- _Data section_

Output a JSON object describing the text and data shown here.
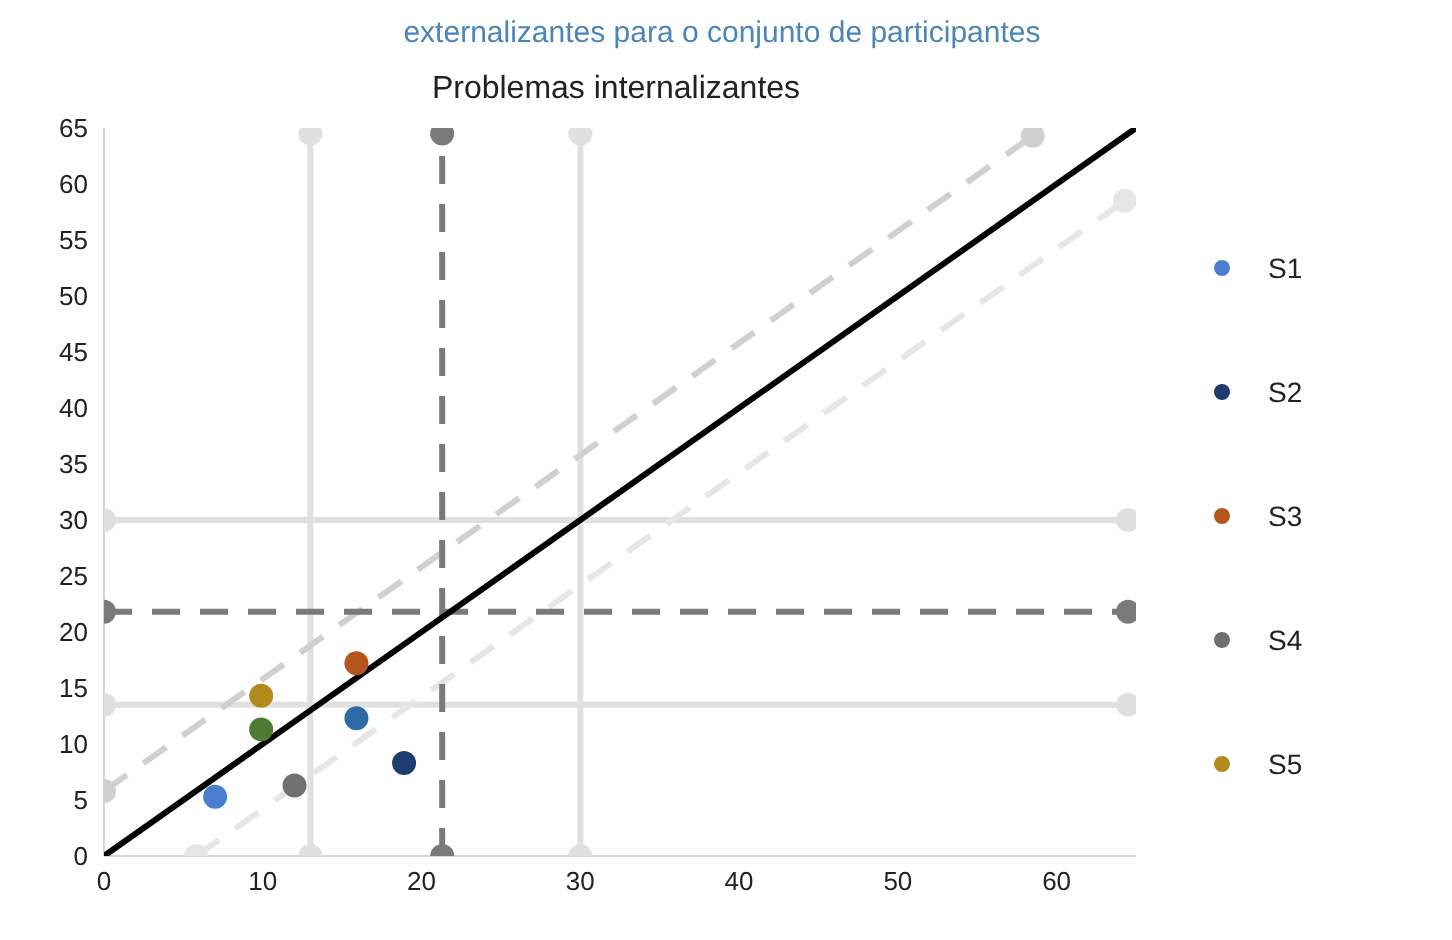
{
  "chart_data": {
    "type": "scatter",
    "title": "externalizantes para o conjunto de participantes",
    "subtitle": "Problemas internalizantes",
    "xlim": [
      0,
      65
    ],
    "ylim": [
      0,
      65
    ],
    "xticks": [
      0,
      10,
      20,
      30,
      40,
      50,
      60
    ],
    "yticks": [
      0,
      5,
      10,
      15,
      20,
      25,
      30,
      35,
      40,
      45,
      50,
      55,
      60,
      65
    ],
    "grid": false,
    "legend": "right",
    "marker": "circle",
    "series": [
      {
        "type": "line",
        "color": "#e0e0e0",
        "x": [
          13,
          13
        ],
        "values": [
          0,
          64.5
        ],
        "line_style": "solid",
        "marker": "circle"
      },
      {
        "type": "line",
        "color": "#e0e0e0",
        "x": [
          30,
          30
        ],
        "values": [
          0,
          64.5
        ],
        "line_style": "solid",
        "marker": "circle"
      },
      {
        "type": "line",
        "color": "#e0e0e0",
        "x": [
          0,
          64.5
        ],
        "values": [
          30,
          30
        ],
        "line_style": "solid",
        "marker": "circle"
      },
      {
        "type": "line",
        "color": "#e0e0e0",
        "x": [
          0,
          64.5
        ],
        "values": [
          13.5,
          13.5
        ],
        "line_style": "solid",
        "marker": "circle"
      },
      {
        "type": "line",
        "color": "#d0d0d0",
        "x": [
          0,
          58.5
        ],
        "values": [
          5.8,
          64.3
        ],
        "line_style": "dashed",
        "marker": "circle"
      },
      {
        "type": "line",
        "color": "#e6e6e6",
        "x": [
          5.8,
          64.3
        ],
        "values": [
          0,
          58.5
        ],
        "line_style": "dashed",
        "marker": "circle"
      },
      {
        "type": "line",
        "color": "#7a7a7a",
        "x": [
          21.3,
          21.3
        ],
        "values": [
          0,
          64.5
        ],
        "line_style": "dashed",
        "marker": "circle"
      },
      {
        "type": "line",
        "color": "#7a7a7a",
        "x": [
          0,
          64.5
        ],
        "values": [
          21.8,
          21.8
        ],
        "line_style": "dashed",
        "marker": "circle"
      },
      {
        "type": "line",
        "color": "#000000",
        "x": [
          0,
          65
        ],
        "values": [
          0,
          65
        ],
        "line_style": "solid",
        "marker": "none"
      },
      {
        "name": "S1",
        "color": "#4a7fcf",
        "x": [
          7
        ],
        "values": [
          5.3
        ]
      },
      {
        "name": "S2",
        "color": "#1f3d6e",
        "x": [
          18.9
        ],
        "values": [
          8.3
        ]
      },
      {
        "name": "S3",
        "color": "#b5541c",
        "x": [
          15.9
        ],
        "values": [
          17.2
        ]
      },
      {
        "name": "S4",
        "color": "#707070",
        "x": [
          12
        ],
        "values": [
          6.3
        ]
      },
      {
        "name": "S5",
        "color": "#b38a1e",
        "x": [
          9.9
        ],
        "values": [
          14.3
        ]
      },
      {
        "color": "#4e7a33",
        "x": [
          9.9
        ],
        "values": [
          11.3
        ]
      },
      {
        "color": "#2e6aa3",
        "x": [
          15.9
        ],
        "values": [
          12.3
        ]
      }
    ]
  }
}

- _Task instructions_
Repeat the material above verbatim, with no pictures in the output.

- _Solution to the problem_
Output a JSON object describing the text and data shown here.
{
  "chart_data": {
    "type": "scatter",
    "title": "externalizantes para o conjunto de participantes",
    "subtitle": "Problemas internalizantes",
    "xlim": [
      0,
      65
    ],
    "ylim": [
      0,
      65
    ],
    "xticks": [
      0,
      10,
      20,
      30,
      40,
      50,
      60
    ],
    "yticks": [
      0,
      5,
      10,
      15,
      20,
      25,
      30,
      35,
      40,
      45,
      50,
      55,
      60,
      65
    ],
    "grid": false,
    "legend": "right",
    "marker": "circle",
    "series": [
      {
        "type": "line",
        "color": "#e0e0e0",
        "x": [
          13,
          13
        ],
        "values": [
          0,
          64.5
        ],
        "line_style": "solid",
        "marker": "circle"
      },
      {
        "type": "line",
        "color": "#e0e0e0",
        "x": [
          30,
          30
        ],
        "values": [
          0,
          64.5
        ],
        "line_style": "solid",
        "marker": "circle"
      },
      {
        "type": "line",
        "color": "#e0e0e0",
        "x": [
          0,
          64.5
        ],
        "values": [
          30,
          30
        ],
        "line_style": "solid",
        "marker": "circle"
      },
      {
        "type": "line",
        "color": "#e0e0e0",
        "x": [
          0,
          64.5
        ],
        "values": [
          13.5,
          13.5
        ],
        "line_style": "solid",
        "marker": "circle"
      },
      {
        "type": "line",
        "color": "#d0d0d0",
        "x": [
          0,
          58.5
        ],
        "values": [
          5.8,
          64.3
        ],
        "line_style": "dashed",
        "marker": "circle"
      },
      {
        "type": "line",
        "color": "#e6e6e6",
        "x": [
          5.8,
          64.3
        ],
        "values": [
          0,
          58.5
        ],
        "line_style": "dashed",
        "marker": "circle"
      },
      {
        "type": "line",
        "color": "#7a7a7a",
        "x": [
          21.3,
          21.3
        ],
        "values": [
          0,
          64.5
        ],
        "line_style": "dashed",
        "marker": "circle"
      },
      {
        "type": "line",
        "color": "#7a7a7a",
        "x": [
          0,
          64.5
        ],
        "values": [
          21.8,
          21.8
        ],
        "line_style": "dashed",
        "marker": "circle"
      },
      {
        "type": "line",
        "color": "#000000",
        "x": [
          0,
          65
        ],
        "values": [
          0,
          65
        ],
        "line_style": "solid",
        "marker": "none"
      },
      {
        "name": "S1",
        "color": "#4a7fcf",
        "x": [
          7
        ],
        "values": [
          5.3
        ]
      },
      {
        "name": "S2",
        "color": "#1f3d6e",
        "x": [
          18.9
        ],
        "values": [
          8.3
        ]
      },
      {
        "name": "S3",
        "color": "#b5541c",
        "x": [
          15.9
        ],
        "values": [
          17.2
        ]
      },
      {
        "name": "S4",
        "color": "#707070",
        "x": [
          12
        ],
        "values": [
          6.3
        ]
      },
      {
        "name": "S5",
        "color": "#b38a1e",
        "x": [
          9.9
        ],
        "values": [
          14.3
        ]
      },
      {
        "color": "#4e7a33",
        "x": [
          9.9
        ],
        "values": [
          11.3
        ]
      },
      {
        "color": "#2e6aa3",
        "x": [
          15.9
        ],
        "values": [
          12.3
        ]
      }
    ]
  }
}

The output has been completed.